[Exercise instructions] In the entries below, count each line holding the word "五个服务". Answer with the total alone.

[Provided entries]
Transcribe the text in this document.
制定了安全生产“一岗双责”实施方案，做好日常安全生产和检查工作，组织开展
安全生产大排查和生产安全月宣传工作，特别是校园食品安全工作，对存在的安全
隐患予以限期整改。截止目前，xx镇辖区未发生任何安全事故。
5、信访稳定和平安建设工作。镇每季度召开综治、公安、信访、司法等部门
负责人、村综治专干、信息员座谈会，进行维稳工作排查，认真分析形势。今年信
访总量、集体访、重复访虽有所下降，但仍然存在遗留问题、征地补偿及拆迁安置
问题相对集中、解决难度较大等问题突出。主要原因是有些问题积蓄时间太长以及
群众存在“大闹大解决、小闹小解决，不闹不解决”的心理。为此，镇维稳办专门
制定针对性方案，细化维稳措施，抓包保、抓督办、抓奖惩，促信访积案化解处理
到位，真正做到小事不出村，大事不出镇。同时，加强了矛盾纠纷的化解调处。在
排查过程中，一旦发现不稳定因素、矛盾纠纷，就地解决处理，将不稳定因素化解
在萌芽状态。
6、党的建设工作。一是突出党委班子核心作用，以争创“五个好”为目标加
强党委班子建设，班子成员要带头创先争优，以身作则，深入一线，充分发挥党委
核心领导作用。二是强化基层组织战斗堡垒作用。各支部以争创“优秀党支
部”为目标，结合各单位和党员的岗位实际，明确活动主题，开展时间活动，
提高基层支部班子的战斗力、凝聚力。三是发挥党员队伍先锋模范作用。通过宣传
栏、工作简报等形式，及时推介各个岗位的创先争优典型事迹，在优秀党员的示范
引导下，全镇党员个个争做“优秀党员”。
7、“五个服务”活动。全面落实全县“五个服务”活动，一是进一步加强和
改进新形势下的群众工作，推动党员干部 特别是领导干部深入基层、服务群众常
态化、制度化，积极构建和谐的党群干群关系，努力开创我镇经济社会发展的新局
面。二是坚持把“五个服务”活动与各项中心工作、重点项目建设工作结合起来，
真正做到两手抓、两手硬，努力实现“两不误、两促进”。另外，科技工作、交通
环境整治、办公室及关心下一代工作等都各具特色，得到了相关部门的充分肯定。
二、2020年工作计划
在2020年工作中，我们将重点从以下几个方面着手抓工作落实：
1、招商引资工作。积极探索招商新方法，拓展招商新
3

[Answer for this exercise] 2